___ Source material ___

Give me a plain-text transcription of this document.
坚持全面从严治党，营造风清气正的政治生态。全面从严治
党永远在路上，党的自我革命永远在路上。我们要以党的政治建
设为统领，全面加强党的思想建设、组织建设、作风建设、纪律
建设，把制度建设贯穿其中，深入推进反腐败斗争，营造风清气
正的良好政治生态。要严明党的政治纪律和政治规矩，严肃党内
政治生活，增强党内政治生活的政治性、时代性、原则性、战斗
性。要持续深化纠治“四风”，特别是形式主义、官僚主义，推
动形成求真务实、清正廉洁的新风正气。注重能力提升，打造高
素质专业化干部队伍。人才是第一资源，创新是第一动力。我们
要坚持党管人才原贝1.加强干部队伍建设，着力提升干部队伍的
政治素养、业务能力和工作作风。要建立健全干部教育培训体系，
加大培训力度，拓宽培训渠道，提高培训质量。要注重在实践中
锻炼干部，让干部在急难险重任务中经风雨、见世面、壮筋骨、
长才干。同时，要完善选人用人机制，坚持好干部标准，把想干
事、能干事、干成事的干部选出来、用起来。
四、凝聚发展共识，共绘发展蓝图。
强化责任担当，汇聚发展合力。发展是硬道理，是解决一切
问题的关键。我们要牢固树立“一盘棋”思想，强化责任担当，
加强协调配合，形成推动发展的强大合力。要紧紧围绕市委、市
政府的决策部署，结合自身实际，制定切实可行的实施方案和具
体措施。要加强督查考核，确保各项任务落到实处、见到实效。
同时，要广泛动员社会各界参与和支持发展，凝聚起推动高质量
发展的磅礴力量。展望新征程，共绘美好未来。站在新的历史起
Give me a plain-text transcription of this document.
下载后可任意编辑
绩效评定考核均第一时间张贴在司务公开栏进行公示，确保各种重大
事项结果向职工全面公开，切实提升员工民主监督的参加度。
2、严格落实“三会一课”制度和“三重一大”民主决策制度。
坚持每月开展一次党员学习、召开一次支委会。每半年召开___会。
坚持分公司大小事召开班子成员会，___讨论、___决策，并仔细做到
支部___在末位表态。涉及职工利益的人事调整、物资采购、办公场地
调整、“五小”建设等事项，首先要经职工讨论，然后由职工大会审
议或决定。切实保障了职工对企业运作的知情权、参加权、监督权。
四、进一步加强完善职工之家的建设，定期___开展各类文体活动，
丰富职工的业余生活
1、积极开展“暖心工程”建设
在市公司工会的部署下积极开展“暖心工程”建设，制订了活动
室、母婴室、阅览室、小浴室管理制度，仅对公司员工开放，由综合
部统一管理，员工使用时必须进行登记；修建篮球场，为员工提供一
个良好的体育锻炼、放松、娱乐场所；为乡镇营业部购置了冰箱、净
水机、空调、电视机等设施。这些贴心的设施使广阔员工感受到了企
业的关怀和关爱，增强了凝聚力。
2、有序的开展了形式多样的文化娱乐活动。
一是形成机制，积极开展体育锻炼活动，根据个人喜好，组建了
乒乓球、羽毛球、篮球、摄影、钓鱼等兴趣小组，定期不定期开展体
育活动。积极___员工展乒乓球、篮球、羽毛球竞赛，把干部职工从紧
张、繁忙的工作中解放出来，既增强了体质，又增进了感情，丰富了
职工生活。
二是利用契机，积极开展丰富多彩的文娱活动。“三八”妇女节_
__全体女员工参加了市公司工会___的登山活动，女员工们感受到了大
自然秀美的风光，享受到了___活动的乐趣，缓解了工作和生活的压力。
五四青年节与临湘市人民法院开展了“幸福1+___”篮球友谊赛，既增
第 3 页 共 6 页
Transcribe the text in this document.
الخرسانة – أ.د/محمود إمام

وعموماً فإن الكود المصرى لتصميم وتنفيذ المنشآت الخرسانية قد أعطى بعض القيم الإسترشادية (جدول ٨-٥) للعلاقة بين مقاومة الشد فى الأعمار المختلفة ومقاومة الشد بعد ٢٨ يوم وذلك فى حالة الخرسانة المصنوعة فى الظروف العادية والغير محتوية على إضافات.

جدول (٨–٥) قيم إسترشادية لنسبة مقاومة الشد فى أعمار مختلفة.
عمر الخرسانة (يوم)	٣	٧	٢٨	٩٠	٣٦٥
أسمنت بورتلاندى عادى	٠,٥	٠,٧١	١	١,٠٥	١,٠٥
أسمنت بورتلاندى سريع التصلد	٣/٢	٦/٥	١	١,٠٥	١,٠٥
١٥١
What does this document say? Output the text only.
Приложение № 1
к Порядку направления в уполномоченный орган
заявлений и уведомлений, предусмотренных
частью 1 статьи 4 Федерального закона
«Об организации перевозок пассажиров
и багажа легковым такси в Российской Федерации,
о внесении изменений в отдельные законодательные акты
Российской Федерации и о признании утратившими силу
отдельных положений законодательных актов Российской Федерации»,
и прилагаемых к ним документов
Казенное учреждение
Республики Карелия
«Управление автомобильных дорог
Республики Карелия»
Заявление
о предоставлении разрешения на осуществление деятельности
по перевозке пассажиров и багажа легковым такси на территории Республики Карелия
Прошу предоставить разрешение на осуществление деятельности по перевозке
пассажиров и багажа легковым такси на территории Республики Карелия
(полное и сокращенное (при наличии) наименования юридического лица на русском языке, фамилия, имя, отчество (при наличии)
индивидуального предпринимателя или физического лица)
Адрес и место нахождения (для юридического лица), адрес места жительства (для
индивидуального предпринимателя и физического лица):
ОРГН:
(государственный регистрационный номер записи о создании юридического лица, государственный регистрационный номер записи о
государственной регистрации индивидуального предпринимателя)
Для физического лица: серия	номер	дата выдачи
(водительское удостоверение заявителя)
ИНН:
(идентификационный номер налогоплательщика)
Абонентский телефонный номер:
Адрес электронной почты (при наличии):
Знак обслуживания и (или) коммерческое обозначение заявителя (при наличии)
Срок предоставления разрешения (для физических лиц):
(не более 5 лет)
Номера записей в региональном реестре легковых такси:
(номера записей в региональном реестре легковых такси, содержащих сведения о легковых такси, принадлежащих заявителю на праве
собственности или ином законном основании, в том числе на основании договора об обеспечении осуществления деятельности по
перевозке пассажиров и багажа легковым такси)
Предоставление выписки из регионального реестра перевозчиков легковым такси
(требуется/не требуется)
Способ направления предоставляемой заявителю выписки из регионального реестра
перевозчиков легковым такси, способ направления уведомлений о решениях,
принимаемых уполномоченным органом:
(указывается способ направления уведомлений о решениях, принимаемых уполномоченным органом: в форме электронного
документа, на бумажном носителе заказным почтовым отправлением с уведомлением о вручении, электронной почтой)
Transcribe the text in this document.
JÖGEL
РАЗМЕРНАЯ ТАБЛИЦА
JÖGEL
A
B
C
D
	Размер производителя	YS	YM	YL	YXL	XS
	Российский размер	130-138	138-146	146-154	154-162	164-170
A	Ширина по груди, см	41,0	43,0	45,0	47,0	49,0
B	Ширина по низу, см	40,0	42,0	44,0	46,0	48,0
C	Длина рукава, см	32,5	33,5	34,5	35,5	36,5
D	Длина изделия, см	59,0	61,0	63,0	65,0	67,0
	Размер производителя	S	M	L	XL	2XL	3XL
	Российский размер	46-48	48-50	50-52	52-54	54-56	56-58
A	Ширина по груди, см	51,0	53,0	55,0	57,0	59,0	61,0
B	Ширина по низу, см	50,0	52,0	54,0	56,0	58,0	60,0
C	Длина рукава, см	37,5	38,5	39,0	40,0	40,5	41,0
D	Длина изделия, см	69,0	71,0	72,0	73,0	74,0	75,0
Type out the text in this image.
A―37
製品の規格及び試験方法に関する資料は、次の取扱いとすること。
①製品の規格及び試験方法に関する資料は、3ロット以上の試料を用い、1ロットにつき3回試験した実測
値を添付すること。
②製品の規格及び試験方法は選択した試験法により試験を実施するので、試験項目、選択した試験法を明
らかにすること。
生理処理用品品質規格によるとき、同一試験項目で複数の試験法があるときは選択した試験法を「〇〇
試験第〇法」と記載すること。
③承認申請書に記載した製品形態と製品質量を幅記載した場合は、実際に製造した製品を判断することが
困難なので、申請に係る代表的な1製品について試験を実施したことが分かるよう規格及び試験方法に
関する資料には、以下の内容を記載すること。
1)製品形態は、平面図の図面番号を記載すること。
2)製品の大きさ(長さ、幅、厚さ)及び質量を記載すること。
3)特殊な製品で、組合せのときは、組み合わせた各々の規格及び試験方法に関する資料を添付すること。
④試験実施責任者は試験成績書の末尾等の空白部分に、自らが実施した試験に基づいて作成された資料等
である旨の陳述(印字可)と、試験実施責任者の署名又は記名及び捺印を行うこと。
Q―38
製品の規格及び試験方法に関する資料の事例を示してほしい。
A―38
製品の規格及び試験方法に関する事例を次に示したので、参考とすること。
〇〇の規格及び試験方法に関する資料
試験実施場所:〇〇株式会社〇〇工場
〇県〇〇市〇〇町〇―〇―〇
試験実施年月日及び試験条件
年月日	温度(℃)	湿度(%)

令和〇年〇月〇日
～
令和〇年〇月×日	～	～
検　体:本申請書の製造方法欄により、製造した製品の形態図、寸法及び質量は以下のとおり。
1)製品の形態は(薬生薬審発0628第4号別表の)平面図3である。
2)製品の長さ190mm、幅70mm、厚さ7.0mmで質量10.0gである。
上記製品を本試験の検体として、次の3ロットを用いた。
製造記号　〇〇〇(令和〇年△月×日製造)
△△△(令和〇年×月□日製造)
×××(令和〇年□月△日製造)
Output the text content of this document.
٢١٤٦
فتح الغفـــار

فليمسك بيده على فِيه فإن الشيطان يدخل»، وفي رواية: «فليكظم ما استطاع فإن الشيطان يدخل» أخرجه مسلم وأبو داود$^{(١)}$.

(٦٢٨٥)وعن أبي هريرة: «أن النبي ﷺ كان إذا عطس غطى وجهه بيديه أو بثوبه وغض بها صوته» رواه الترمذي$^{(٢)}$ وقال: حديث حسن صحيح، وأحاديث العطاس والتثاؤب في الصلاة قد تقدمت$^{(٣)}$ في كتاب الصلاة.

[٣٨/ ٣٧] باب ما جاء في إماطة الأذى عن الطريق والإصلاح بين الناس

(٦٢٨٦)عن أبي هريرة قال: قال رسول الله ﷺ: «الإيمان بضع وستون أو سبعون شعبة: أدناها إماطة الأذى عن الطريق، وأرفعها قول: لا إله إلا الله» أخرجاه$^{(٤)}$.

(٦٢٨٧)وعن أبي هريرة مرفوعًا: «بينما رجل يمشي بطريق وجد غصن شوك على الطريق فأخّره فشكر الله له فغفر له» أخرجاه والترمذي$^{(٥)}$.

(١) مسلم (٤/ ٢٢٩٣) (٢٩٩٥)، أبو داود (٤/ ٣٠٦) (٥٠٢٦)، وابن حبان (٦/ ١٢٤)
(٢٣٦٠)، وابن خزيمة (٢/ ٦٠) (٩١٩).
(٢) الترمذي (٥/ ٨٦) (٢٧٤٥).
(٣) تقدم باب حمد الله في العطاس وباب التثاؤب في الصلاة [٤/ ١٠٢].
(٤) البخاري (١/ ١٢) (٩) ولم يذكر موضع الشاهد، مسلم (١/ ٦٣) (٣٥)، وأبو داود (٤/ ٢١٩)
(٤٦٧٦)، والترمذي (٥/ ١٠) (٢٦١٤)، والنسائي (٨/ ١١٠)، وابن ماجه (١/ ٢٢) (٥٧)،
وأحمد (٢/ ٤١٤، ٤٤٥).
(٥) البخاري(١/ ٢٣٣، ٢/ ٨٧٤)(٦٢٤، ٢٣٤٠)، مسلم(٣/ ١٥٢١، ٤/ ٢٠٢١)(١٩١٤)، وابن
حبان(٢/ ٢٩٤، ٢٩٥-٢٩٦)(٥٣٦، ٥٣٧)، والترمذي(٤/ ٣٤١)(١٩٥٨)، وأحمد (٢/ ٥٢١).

___

Copy out exactly the lines from the line with "Output the text content of this document." to the end of the listing, including both of those lines, and give nothing else.

Output the text content of this document.
٢١٤٦
فتح الغفـــار

فليمسك بيده على فِيه فإن الشيطان يدخل»، وفي رواية: «فليكظم ما استطاع فإن الشيطان يدخل» أخرجه مسلم وأبو داود$^{(١)}$.

(٦٢٨٥)وعن أبي هريرة: «أن النبي ﷺ كان إذا عطس غطى وجهه بيديه أو بثوبه وغض بها صوته» رواه الترمذي$^{(٢)}$ وقال: حديث حسن صحيح، وأحاديث العطاس والتثاؤب في الصلاة قد تقدمت$^{(٣)}$ في كتاب الصلاة.

[٣٨/ ٣٧] باب ما جاء في إماطة الأذى عن الطريق والإصلاح بين الناس

(٦٢٨٦)عن أبي هريرة قال: قال رسول الله ﷺ: «الإيمان بضع وستون أو سبعون شعبة: أدناها إماطة الأذى عن الطريق، وأرفعها قول: لا إله إلا الله» أخرجاه$^{(٤)}$.

(٦٢٨٧)وعن أبي هريرة مرفوعًا: «بينما رجل يمشي بطريق وجد غصن شوك على الطريق فأخّره فشكر الله له فغفر له» أخرجاه والترمذي$^{(٥)}$.

(١) مسلم (٤/ ٢٢٩٣) (٢٩٩٥)، أبو داود (٤/ ٣٠٦) (٥٠٢٦)، وابن حبان (٦/ ١٢٤)
(٢٣٦٠)، وابن خزيمة (٢/ ٦٠) (٩١٩).
(٢) الترمذي (٥/ ٨٦) (٢٧٤٥).
(٣) تقدم باب حمد الله في العطاس وباب التثاؤب في الصلاة [٤/ ١٠٢].
(٤) البخاري (١/ ١٢) (٩) ولم يذكر موضع الشاهد، مسلم (١/ ٦٣) (٣٥)، وأبو داود (٤/ ٢١٩)
(٤٦٧٦)، والترمذي (٥/ ١٠) (٢٦١٤)، والنسائي (٨/ ١١٠)، وابن ماجه (١/ ٢٢) (٥٧)،
وأحمد (٢/ ٤١٤، ٤٤٥).
(٥) البخاري(١/ ٢٣٣، ٢/ ٨٧٤)(٦٢٤، ٢٣٤٠)، مسلم(٣/ ١٥٢١، ٤/ ٢٠٢١)(١٩١٤)، وابن
حبان(٢/ ٢٩٤، ٢٩٥-٢٩٦)(٥٣٦، ٥٣٧)، والترمذي(٤/ ٣٤١)(١٩٥٨)، وأحمد (٢/ ٥٢١).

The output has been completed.